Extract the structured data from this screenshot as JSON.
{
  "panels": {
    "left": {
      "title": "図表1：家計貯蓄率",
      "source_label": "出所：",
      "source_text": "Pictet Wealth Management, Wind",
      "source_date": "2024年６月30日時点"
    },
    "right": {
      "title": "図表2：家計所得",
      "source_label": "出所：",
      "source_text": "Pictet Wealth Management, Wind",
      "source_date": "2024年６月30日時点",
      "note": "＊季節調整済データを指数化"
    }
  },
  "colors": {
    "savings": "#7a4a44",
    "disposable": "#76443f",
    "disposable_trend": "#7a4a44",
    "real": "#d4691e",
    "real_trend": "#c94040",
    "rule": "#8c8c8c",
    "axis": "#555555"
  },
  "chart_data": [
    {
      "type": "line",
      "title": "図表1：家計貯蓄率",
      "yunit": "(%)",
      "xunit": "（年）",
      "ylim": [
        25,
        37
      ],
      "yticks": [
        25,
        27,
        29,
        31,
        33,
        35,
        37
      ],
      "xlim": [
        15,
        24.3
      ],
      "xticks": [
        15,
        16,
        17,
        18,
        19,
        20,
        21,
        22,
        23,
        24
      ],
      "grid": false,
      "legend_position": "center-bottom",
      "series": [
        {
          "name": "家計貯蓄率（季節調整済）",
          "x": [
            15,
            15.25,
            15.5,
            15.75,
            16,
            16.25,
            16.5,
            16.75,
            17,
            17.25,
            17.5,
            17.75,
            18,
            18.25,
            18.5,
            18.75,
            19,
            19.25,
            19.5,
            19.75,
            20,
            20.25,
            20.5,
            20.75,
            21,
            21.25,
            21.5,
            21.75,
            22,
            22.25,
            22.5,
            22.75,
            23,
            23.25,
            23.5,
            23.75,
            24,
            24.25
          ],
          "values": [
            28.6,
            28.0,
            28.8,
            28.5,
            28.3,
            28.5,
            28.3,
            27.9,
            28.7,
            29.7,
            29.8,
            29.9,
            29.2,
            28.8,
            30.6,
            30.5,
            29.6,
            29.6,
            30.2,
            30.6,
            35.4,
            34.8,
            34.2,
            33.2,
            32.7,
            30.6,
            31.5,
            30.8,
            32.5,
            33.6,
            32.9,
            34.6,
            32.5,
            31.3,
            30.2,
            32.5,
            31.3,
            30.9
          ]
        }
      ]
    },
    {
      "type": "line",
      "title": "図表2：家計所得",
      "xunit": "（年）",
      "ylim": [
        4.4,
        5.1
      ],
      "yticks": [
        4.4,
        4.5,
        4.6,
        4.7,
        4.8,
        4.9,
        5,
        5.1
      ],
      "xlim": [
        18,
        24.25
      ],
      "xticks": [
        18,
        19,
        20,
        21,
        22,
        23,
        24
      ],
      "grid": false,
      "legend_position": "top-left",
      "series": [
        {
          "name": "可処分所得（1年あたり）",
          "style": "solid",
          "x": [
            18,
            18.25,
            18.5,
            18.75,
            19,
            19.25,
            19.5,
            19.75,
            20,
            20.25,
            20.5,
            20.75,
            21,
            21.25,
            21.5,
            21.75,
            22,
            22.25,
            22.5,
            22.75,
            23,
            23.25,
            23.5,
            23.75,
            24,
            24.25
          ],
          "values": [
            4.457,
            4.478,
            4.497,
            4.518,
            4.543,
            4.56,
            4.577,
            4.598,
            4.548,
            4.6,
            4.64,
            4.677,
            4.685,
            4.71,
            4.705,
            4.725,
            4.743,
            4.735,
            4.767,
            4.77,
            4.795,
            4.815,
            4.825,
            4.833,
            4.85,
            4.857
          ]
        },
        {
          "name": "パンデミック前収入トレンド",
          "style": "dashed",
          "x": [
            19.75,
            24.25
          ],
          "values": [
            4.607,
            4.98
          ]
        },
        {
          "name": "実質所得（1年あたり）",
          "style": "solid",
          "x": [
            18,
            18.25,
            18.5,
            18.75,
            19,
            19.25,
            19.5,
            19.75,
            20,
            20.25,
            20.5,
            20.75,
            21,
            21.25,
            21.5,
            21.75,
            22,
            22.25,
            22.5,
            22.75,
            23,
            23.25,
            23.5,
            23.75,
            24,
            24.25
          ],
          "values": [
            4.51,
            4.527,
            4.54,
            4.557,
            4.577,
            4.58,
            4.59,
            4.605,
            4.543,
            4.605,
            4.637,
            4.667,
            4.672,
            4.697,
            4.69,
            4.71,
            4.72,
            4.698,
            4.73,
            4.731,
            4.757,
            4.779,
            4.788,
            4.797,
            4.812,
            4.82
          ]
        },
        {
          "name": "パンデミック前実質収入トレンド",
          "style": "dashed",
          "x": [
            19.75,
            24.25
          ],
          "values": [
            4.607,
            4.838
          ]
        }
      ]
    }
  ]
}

Exercise description =
Take the lines above and retype all of them exactly.

Written response =
Extract the structured data from this screenshot as JSON.
{
  "panels": {
    "left": {
      "title": "図表1：家計貯蓄率",
      "source_label": "出所：",
      "source_text": "Pictet Wealth Management, Wind",
      "source_date": "2024年６月30日時点"
    },
    "right": {
      "title": "図表2：家計所得",
      "source_label": "出所：",
      "source_text": "Pictet Wealth Management, Wind",
      "source_date": "2024年６月30日時点",
      "note": "＊季節調整済データを指数化"
    }
  },
  "colors": {
    "savings": "#7a4a44",
    "disposable": "#76443f",
    "disposable_trend": "#7a4a44",
    "real": "#d4691e",
    "real_trend": "#c94040",
    "rule": "#8c8c8c",
    "axis": "#555555"
  },
  "chart_data": [
    {
      "type": "line",
      "title": "図表1：家計貯蓄率",
      "yunit": "(%)",
      "xunit": "（年）",
      "ylim": [
        25,
        37
      ],
      "yticks": [
        25,
        27,
        29,
        31,
        33,
        35,
        37
      ],
      "xlim": [
        15,
        24.3
      ],
      "xticks": [
        15,
        16,
        17,
        18,
        19,
        20,
        21,
        22,
        23,
        24
      ],
      "grid": false,
      "legend_position": "center-bottom",
      "series": [
        {
          "name": "家計貯蓄率（季節調整済）",
          "x": [
            15,
            15.25,
            15.5,
            15.75,
            16,
            16.25,
            16.5,
            16.75,
            17,
            17.25,
            17.5,
            17.75,
            18,
            18.25,
            18.5,
            18.75,
            19,
            19.25,
            19.5,
            19.75,
            20,
            20.25,
            20.5,
            20.75,
            21,
            21.25,
            21.5,
            21.75,
            22,
            22.25,
            22.5,
            22.75,
            23,
            23.25,
            23.5,
            23.75,
            24,
            24.25
          ],
          "values": [
            28.6,
            28.0,
            28.8,
            28.5,
            28.3,
            28.5,
            28.3,
            27.9,
            28.7,
            29.7,
            29.8,
            29.9,
            29.2,
            28.8,
            30.6,
            30.5,
            29.6,
            29.6,
            30.2,
            30.6,
            35.4,
            34.8,
            34.2,
            33.2,
            32.7,
            30.6,
            31.5,
            30.8,
            32.5,
            33.6,
            32.9,
            34.6,
            32.5,
            31.3,
            30.2,
            32.5,
            31.3,
            30.9
          ]
        }
      ]
    },
    {
      "type": "line",
      "title": "図表2：家計所得",
      "xunit": "（年）",
      "ylim": [
        4.4,
        5.1
      ],
      "yticks": [
        4.4,
        4.5,
        4.6,
        4.7,
        4.8,
        4.9,
        5,
        5.1
      ],
      "xlim": [
        18,
        24.25
      ],
      "xticks": [
        18,
        19,
        20,
        21,
        22,
        23,
        24
      ],
      "grid": false,
      "legend_position": "top-left",
      "series": [
        {
          "name": "可処分所得（1年あたり）",
          "style": "solid",
          "x": [
            18,
            18.25,
            18.5,
            18.75,
            19,
            19.25,
            19.5,
            19.75,
            20,
            20.25,
            20.5,
            20.75,
            21,
            21.25,
            21.5,
            21.75,
            22,
            22.25,
            22.5,
            22.75,
            23,
            23.25,
            23.5,
            23.75,
            24,
            24.25
          ],
          "values": [
            4.457,
            4.478,
            4.497,
            4.518,
            4.543,
            4.56,
            4.577,
            4.598,
            4.548,
            4.6,
            4.64,
            4.677,
            4.685,
            4.71,
            4.705,
            4.725,
            4.743,
            4.735,
            4.767,
            4.77,
            4.795,
            4.815,
            4.825,
            4.833,
            4.85,
            4.857
          ]
        },
        {
          "name": "パンデミック前収入トレンド",
          "style": "dashed",
          "x": [
            19.75,
            24.25
          ],
          "values": [
            4.607,
            4.98
          ]
        },
        {
          "name": "実質所得（1年あたり）",
          "style": "solid",
          "x": [
            18,
            18.25,
            18.5,
            18.75,
            19,
            19.25,
            19.5,
            19.75,
            20,
            20.25,
            20.5,
            20.75,
            21,
            21.25,
            21.5,
            21.75,
            22,
            22.25,
            22.5,
            22.75,
            23,
            23.25,
            23.5,
            23.75,
            24,
            24.25
          ],
          "values": [
            4.51,
            4.527,
            4.54,
            4.557,
            4.577,
            4.58,
            4.59,
            4.605,
            4.543,
            4.605,
            4.637,
            4.667,
            4.672,
            4.697,
            4.69,
            4.71,
            4.72,
            4.698,
            4.73,
            4.731,
            4.757,
            4.779,
            4.788,
            4.797,
            4.812,
            4.82
          ]
        },
        {
          "name": "パンデミック前実質収入トレンド",
          "style": "dashed",
          "x": [
            19.75,
            24.25
          ],
          "values": [
            4.607,
            4.838
          ]
        }
      ]
    }
  ]
}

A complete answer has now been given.